Pull every line containing "меры" out of the material below.

==================================================

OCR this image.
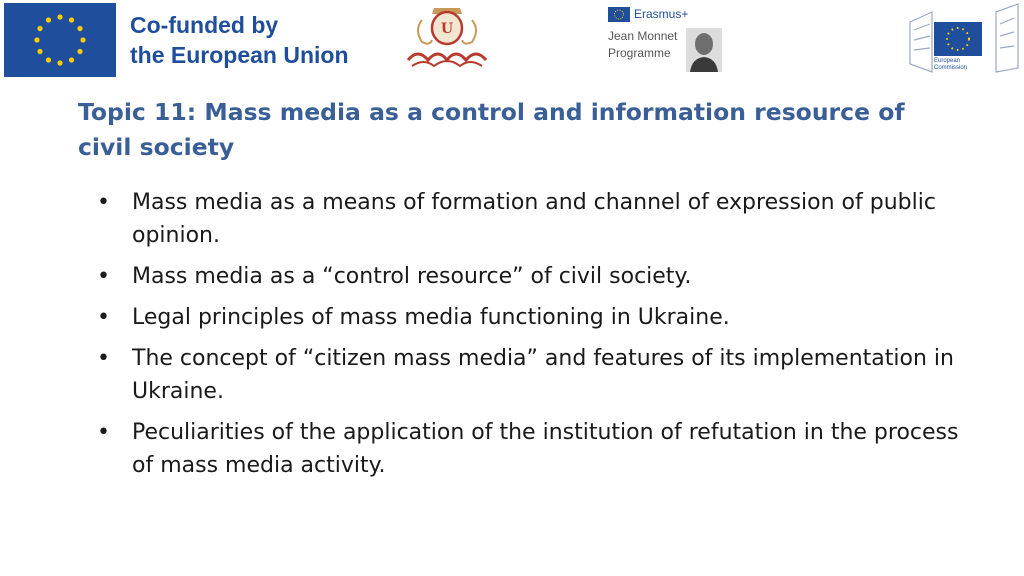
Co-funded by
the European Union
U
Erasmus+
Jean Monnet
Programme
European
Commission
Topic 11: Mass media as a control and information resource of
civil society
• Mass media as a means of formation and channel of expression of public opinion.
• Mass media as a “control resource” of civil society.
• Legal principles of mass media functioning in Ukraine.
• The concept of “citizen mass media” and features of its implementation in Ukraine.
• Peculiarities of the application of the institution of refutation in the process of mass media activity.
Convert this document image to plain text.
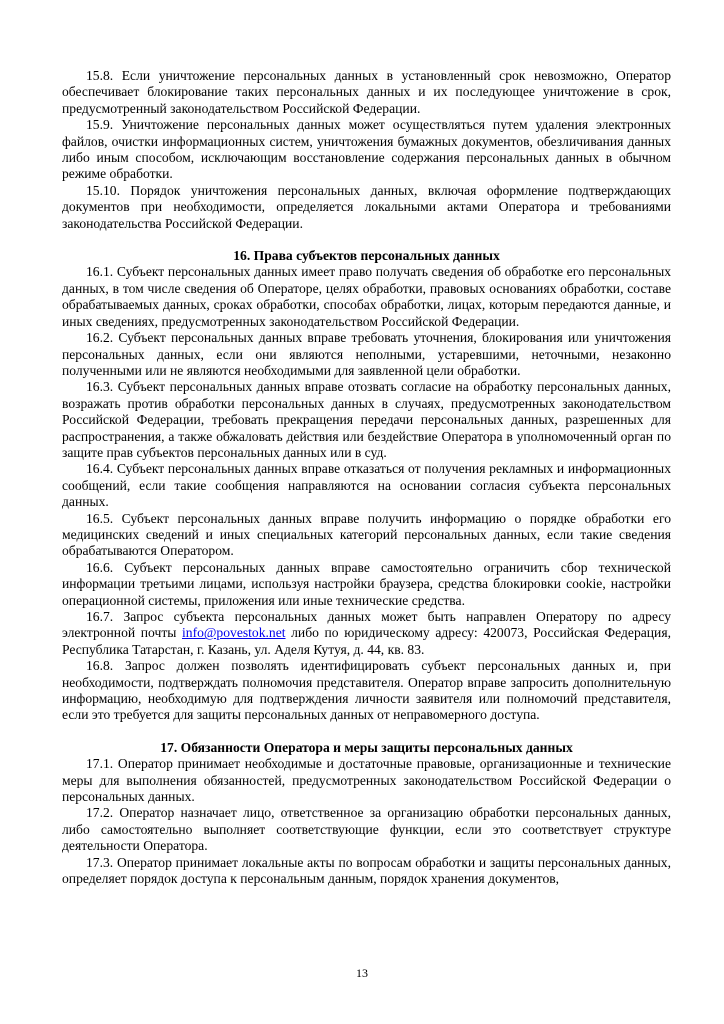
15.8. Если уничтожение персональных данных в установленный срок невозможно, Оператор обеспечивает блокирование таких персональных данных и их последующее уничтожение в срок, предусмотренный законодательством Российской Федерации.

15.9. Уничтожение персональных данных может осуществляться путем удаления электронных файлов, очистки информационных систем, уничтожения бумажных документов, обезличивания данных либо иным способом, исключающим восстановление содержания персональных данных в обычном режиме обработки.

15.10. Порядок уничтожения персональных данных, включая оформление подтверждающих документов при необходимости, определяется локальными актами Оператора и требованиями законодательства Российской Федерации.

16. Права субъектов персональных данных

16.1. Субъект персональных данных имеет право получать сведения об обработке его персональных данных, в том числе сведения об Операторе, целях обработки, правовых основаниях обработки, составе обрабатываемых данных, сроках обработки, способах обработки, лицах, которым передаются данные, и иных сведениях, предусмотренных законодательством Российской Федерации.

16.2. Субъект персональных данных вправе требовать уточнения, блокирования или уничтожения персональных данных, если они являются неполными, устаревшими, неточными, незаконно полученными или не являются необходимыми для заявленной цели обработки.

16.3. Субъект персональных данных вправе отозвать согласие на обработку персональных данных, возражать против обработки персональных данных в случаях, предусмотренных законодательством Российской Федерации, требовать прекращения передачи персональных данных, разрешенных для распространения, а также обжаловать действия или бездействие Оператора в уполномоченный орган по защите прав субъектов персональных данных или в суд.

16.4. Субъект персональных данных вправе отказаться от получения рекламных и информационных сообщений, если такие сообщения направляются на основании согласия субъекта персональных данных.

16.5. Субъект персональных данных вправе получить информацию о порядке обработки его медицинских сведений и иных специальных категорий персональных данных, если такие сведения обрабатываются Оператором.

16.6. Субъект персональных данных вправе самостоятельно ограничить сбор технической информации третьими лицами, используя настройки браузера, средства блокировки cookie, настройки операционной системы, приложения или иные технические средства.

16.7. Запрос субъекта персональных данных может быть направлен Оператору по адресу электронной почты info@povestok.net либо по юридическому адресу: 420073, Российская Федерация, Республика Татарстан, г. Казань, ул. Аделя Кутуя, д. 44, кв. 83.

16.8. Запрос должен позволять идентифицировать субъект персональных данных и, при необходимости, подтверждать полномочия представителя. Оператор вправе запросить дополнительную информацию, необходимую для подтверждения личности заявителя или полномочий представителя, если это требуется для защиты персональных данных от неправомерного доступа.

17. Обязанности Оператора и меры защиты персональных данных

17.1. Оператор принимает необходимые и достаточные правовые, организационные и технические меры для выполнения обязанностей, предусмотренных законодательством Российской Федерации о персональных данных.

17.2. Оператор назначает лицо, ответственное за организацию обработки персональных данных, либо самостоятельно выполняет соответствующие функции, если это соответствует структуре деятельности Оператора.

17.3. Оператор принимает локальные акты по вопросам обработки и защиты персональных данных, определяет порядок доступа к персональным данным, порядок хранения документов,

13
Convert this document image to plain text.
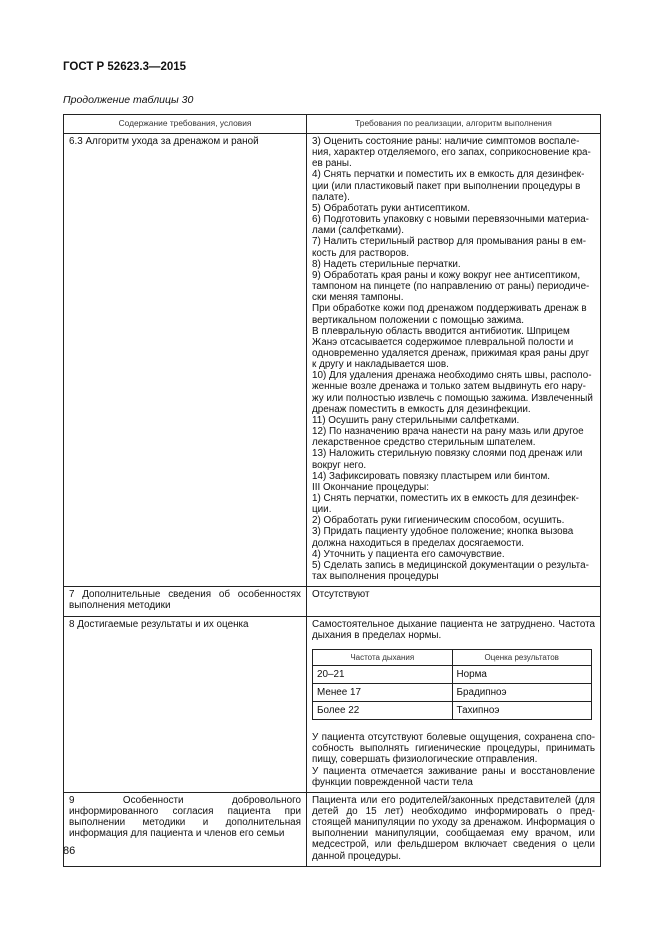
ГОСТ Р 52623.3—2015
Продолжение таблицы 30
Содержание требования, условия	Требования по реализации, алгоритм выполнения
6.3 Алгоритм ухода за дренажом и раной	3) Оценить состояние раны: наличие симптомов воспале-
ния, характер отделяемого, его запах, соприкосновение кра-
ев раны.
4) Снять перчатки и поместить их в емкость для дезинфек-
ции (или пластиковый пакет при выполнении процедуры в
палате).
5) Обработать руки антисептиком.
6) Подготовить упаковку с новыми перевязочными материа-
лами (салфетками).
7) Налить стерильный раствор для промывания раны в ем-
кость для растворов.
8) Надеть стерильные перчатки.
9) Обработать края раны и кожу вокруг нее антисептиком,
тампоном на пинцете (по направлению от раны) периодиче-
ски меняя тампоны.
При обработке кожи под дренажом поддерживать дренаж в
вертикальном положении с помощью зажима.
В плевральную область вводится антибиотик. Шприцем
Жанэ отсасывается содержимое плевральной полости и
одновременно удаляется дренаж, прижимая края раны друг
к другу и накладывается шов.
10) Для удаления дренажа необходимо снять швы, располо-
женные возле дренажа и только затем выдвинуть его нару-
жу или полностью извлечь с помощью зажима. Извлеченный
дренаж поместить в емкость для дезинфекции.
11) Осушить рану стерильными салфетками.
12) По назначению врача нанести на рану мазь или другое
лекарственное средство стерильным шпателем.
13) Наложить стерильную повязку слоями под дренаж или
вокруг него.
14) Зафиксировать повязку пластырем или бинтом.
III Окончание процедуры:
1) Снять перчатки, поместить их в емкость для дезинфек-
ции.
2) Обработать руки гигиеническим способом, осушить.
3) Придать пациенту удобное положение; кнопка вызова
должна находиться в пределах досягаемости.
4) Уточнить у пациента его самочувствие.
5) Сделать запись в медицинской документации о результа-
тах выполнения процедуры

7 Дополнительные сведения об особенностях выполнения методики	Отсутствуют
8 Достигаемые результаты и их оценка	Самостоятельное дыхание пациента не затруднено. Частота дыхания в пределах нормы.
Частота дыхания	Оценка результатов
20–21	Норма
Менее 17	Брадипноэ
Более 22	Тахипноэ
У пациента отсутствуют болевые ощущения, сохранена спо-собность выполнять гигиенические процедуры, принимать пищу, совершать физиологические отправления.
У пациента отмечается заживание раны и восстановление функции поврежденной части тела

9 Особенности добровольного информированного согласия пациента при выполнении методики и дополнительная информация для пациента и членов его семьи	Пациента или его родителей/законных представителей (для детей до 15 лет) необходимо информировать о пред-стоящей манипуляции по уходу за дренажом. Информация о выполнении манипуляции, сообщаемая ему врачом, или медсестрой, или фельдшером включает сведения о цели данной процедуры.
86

==================================================

**Response to this exercise**
17. Обязанности Оператора и меры защиты персональных данных
17.1. Оператор принимает необходимые и достаточные правовые, организационные и технические меры для выполнения обязанностей, предусмотренных законодательством Российской Федерации о персональных данных.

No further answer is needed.